**Task goal**
Which lines of the records contain "this"? Collect every one of them.

╭──

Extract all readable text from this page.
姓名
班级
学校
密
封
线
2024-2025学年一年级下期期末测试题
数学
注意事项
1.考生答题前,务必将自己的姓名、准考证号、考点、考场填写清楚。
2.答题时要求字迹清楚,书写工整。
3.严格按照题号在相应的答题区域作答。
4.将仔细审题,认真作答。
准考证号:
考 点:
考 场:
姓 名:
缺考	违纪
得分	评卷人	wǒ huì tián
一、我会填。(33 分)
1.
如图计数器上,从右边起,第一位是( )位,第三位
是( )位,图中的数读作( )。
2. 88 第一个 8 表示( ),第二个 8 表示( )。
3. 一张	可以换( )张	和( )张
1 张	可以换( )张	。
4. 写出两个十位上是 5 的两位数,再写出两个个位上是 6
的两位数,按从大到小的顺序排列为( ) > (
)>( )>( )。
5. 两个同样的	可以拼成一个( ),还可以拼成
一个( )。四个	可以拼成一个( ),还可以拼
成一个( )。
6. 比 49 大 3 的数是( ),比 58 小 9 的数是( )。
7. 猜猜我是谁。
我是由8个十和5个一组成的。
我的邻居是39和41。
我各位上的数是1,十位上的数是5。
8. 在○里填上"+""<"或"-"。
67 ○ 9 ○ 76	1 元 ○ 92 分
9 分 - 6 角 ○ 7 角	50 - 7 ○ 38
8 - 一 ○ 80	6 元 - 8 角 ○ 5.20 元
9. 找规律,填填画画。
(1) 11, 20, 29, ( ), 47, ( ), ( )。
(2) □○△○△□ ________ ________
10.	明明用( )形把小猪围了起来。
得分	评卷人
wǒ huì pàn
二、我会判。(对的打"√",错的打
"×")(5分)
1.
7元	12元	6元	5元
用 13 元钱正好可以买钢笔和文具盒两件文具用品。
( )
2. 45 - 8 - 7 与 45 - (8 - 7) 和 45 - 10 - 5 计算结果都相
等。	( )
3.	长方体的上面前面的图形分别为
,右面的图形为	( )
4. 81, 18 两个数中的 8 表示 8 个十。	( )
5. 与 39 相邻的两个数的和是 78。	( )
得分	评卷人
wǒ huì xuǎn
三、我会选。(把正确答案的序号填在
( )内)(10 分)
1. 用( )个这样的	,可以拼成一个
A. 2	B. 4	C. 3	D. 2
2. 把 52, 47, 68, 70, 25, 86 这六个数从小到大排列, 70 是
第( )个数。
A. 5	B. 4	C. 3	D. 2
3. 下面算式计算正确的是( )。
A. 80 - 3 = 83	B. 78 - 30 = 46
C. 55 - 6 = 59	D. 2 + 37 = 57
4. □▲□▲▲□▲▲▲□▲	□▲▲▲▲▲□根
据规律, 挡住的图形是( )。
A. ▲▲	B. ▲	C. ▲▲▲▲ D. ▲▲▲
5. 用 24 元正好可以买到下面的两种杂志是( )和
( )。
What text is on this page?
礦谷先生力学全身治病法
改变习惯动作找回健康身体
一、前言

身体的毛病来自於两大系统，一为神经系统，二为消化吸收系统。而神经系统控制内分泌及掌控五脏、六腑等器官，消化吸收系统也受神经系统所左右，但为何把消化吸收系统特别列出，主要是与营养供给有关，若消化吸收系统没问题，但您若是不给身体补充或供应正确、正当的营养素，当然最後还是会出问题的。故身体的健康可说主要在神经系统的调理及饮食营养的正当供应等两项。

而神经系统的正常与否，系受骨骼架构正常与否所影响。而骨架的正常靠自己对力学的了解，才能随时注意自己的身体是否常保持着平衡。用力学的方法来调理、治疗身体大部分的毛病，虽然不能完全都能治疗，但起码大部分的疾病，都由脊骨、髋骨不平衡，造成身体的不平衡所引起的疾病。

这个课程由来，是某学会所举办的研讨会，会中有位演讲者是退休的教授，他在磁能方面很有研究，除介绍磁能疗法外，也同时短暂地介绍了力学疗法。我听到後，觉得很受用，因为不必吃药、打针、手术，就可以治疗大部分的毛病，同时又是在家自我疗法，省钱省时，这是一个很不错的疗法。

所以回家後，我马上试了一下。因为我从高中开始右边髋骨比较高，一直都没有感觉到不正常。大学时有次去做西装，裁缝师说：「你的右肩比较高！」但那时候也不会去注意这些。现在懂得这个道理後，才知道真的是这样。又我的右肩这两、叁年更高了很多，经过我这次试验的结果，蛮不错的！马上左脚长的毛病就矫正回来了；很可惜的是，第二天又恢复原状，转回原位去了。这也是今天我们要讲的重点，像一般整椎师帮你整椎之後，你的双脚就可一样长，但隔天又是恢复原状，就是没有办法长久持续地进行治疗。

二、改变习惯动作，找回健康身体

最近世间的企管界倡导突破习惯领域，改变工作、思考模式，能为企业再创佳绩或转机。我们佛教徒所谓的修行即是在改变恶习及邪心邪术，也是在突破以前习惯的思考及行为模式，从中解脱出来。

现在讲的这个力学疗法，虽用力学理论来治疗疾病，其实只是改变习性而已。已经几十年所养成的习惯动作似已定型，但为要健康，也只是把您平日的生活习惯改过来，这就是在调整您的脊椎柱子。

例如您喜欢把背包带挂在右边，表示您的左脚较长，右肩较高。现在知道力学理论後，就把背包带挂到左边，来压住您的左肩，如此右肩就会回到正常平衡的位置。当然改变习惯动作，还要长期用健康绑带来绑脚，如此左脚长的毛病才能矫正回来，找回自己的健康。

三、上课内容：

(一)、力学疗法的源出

╰──

**Worked solution**
Extract all readable text from this page.
What text is on this page?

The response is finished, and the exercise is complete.